## start

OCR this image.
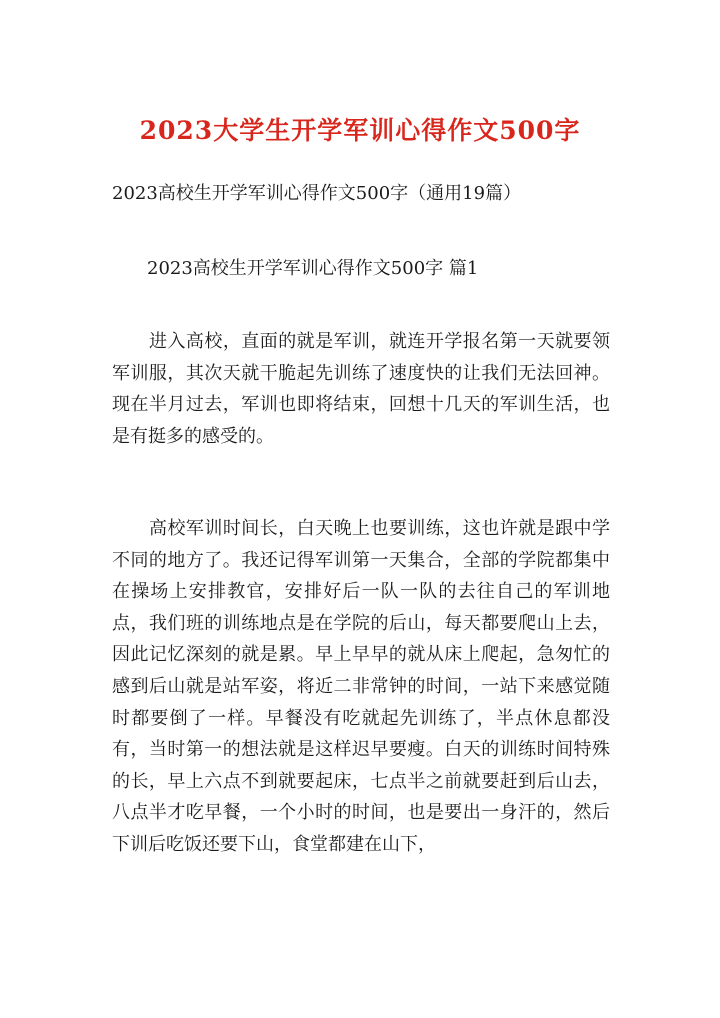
2023大学生开学军训心得作文500字
2023高校生开学军训心得作文500字（通用19篇）
2023高校生开学军训心得作文500字 篇1

进入高校，直面的就是军训，就连开学报名第一天就要领军训服，其次天就干脆起先训练了速度快的让我们无法回神。现在半月过去，军训也即将结束，回想十几天的军训生活，也是有挺多的感受的。

高校军训时间长，白天晚上也要训练，这也许就是跟中学不同的地方了。我还记得军训第一天集合，全部的学院都集中在操场上安排教官，安排好后一队一队的去往自己的军训地点，我们班的训练地点是在学院的后山，每天都要爬山上去，因此记忆深刻的就是累。早上早早的就从床上爬起，急匆忙的感到后山就是站军姿，将近二非常钟的时间，一站下来感觉随时都要倒了一样。早餐没有吃就起先训练了，半点休息都没有，当时第一的想法就是这样迟早要瘦。白天的训练时间特殊的长，早上六点不到就要起床，七点半之前就要赶到后山去，八点半才吃早餐，一个小时的时间，也是要出一身汗的，然后下训后吃饭还要下山，食堂都建在山下，
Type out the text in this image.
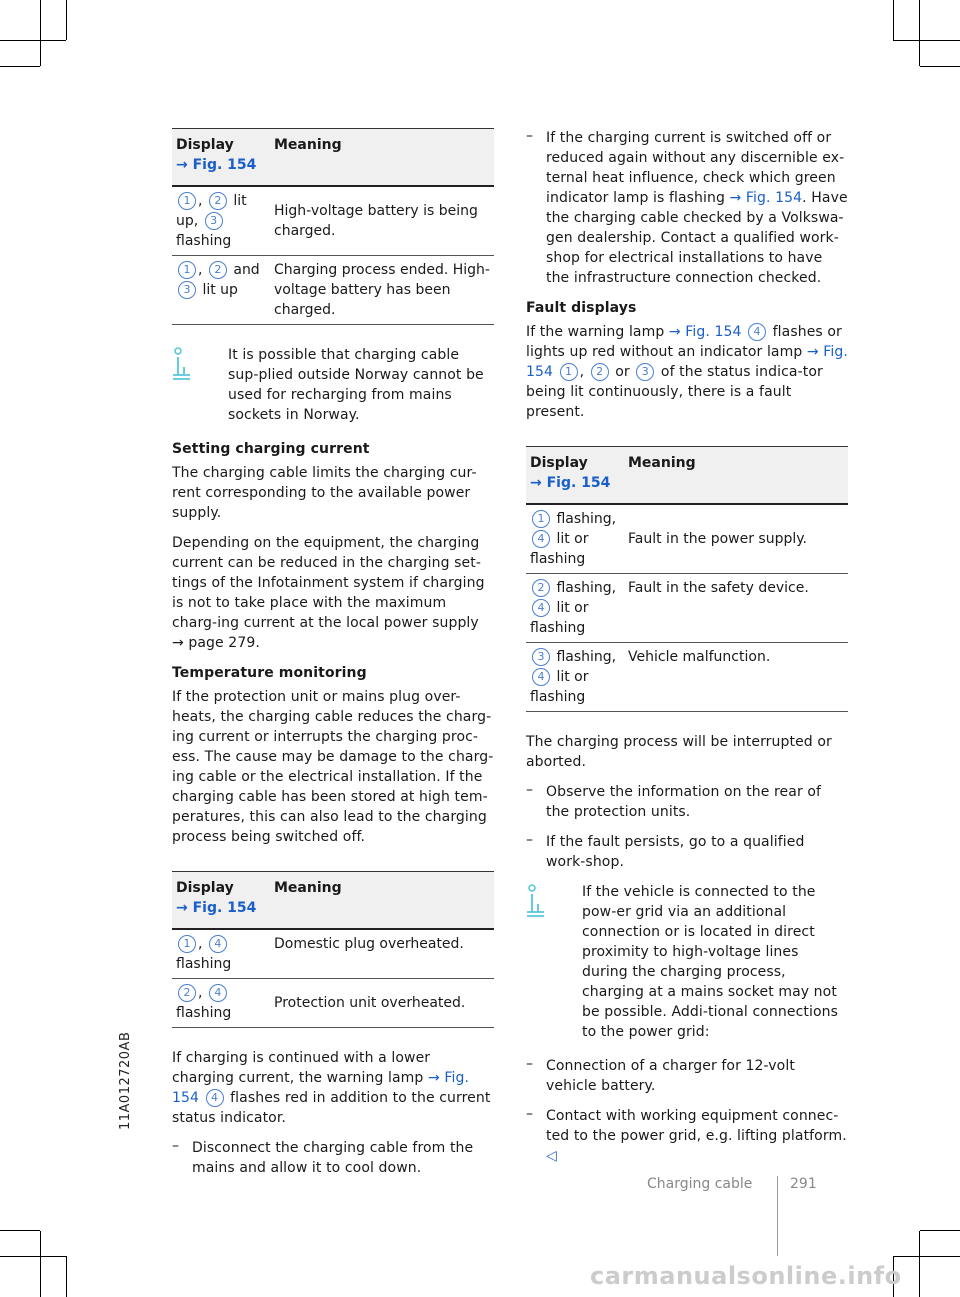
11A012720AB
Display
→ Fig. 154	Meaning
1 , 2 lit
up, 3
flashing	High-voltage battery is being charged.
1 , 2 and
3 lit up	Charging process ended. High-voltage battery has been charged.

It is possible that charging cable sup-plied outside Norway cannot be used for recharging from mains sockets in Norway.

Setting charging current

The charging cable limits the charging cur-rent corresponding to the available power supply.

Depending on the equipment, the charging current can be reduced in the charging set-tings of the Infotainment system if charging is not to take place with the maximum charg-ing current at the local power supply
→ page 279.

Temperature monitoring

If the protection unit or mains plug over-heats, the charging cable reduces the charg-ing current or interrupts the charging proc-ess. The cause may be damage to the charg-ing cable or the electrical installation. If the charging cable has been stored at high tem-peratures, this can also lead to the charging process being switched off.

Display
→ Fig. 154	Meaning
1 , 4
flashing	Domestic plug overheated.
2 , 4
flashing	Protection unit overheated.

If charging is continued with a lower charging current, the warning lamp → Fig. 154 4 flashes red in addition to the current status indicator.

– Disconnect the charging cable from the mains and allow it to cool down.

– If the charging current is switched off or reduced again without any discernible ex-ternal heat influence, check which green indicator lamp is flashing → Fig. 154. Have the charging cable checked by a Volkswa-gen dealership. Contact a qualified work-shop for electrical installations to have the infrastructure connection checked.

Fault displays

If the warning lamp → Fig. 154 4 flashes or lights up red without an indicator lamp → Fig. 154 1 , 2 or 3 of the status indica-tor being lit continuously, there is a fault present.

Display
→ Fig. 154	Meaning
1 flashing,
4 lit or
flashing	Fault in the power supply.
2 flashing,
4 lit or
flashing	Fault in the safety device.
3 flashing,
4 lit or
flashing	Vehicle malfunction.

The charging process will be interrupted or aborted.

– Observe the information on the rear of the protection units.

– If the fault persists, go to a qualified work-shop.

If the vehicle is connected to the pow-er grid via an additional connection or is located in direct proximity to high-voltage lines during the charging process, charging at a mains socket may not be possible. Addi-tional connections to the power grid:

– Connection of a charger for 12-volt vehicle battery.

– Contact with working equipment connec-ted to the power grid, e.g. lifting platform. ◁

Charging cable	291
carmanualsonline.info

## end

Exercise aim: Print out the whole of the material word for word, without pictures.

Written response:
OCR this image.
2023大学生开学军训心得作文500字
2023高校生开学军训心得作文500字（通用19篇）
2023高校生开学军训心得作文500字 篇1

进入高校，直面的就是军训，就连开学报名第一天就要领军训服，其次天就干脆起先训练了速度快的让我们无法回神。现在半月过去，军训也即将结束，回想十几天的军训生活，也是有挺多的感受的。

高校军训时间长，白天晚上也要训练，这也许就是跟中学不同的地方了。我还记得军训第一天集合，全部的学院都集中在操场上安排教官，安排好后一队一队的去往自己的军训地点，我们班的训练地点是在学院的后山，每天都要爬山上去，因此记忆深刻的就是累。早上早早的就从床上爬起，急匆忙的感到后山就是站军姿，将近二非常钟的时间，一站下来感觉随时都要倒了一样。早餐没有吃就起先训练了，半点休息都没有，当时第一的想法就是这样迟早要瘦。白天的训练时间特殊的长，早上六点不到就要起床，七点半之前就要赶到后山去，八点半才吃早餐，一个小时的时间，也是要出一身汗的，然后下训后吃饭还要下山，食堂都建在山下，
Type out the text in this image.
11A012720AB
Display
→ Fig. 154	Meaning
1 , 2 lit
up, 3
flashing	High-voltage battery is being charged.
1 , 2 and
3 lit up	Charging process ended. High-voltage battery has been charged.

It is possible that charging cable sup-plied outside Norway cannot be used for recharging from mains sockets in Norway.

Setting charging current

The charging cable limits the charging cur-rent corresponding to the available power supply.

Depending on the equipment, the charging current can be reduced in the charging set-tings of the Infotainment system if charging is not to take place with the maximum charg-ing current at the local power supply
→ page 279.

Temperature monitoring

If the protection unit or mains plug over-heats, the charging cable reduces the charg-ing current or interrupts the charging proc-ess. The cause may be damage to the charg-ing cable or the electrical installation. If the charging cable has been stored at high tem-peratures, this can also lead to the charging process being switched off.

Display
→ Fig. 154	Meaning
1 , 4
flashing	Domestic plug overheated.
2 , 4
flashing	Protection unit overheated.

If charging is continued with a lower charging current, the warning lamp → Fig. 154 4 flashes red in addition to the current status indicator.

– Disconnect the charging cable from the mains and allow it to cool down.

– If the charging current is switched off or reduced again without any discernible ex-ternal heat influence, check which green indicator lamp is flashing → Fig. 154. Have the charging cable checked by a Volkswa-gen dealership. Contact a qualified work-shop for electrical installations to have the infrastructure connection checked.

Fault displays

If the warning lamp → Fig. 154 4 flashes or lights up red without an indicator lamp → Fig. 154 1 , 2 or 3 of the status indica-tor being lit continuously, there is a fault present.

Display
→ Fig. 154	Meaning
1 flashing,
4 lit or
flashing	Fault in the power supply.
2 flashing,
4 lit or
flashing	Fault in the safety device.
3 flashing,
4 lit or
flashing	Vehicle malfunction.

The charging process will be interrupted or aborted.

– Observe the information on the rear of the protection units.

– If the fault persists, go to a qualified work-shop.

If the vehicle is connected to the pow-er grid via an additional connection or is located in direct proximity to high-voltage lines during the charging process, charging at a mains socket may not be possible. Addi-tional connections to the power grid:

– Connection of a charger for 12-volt vehicle battery.

– Contact with working equipment connec-ted to the power grid, e.g. lifting platform. ◁

Charging cable	291
carmanualsonline.info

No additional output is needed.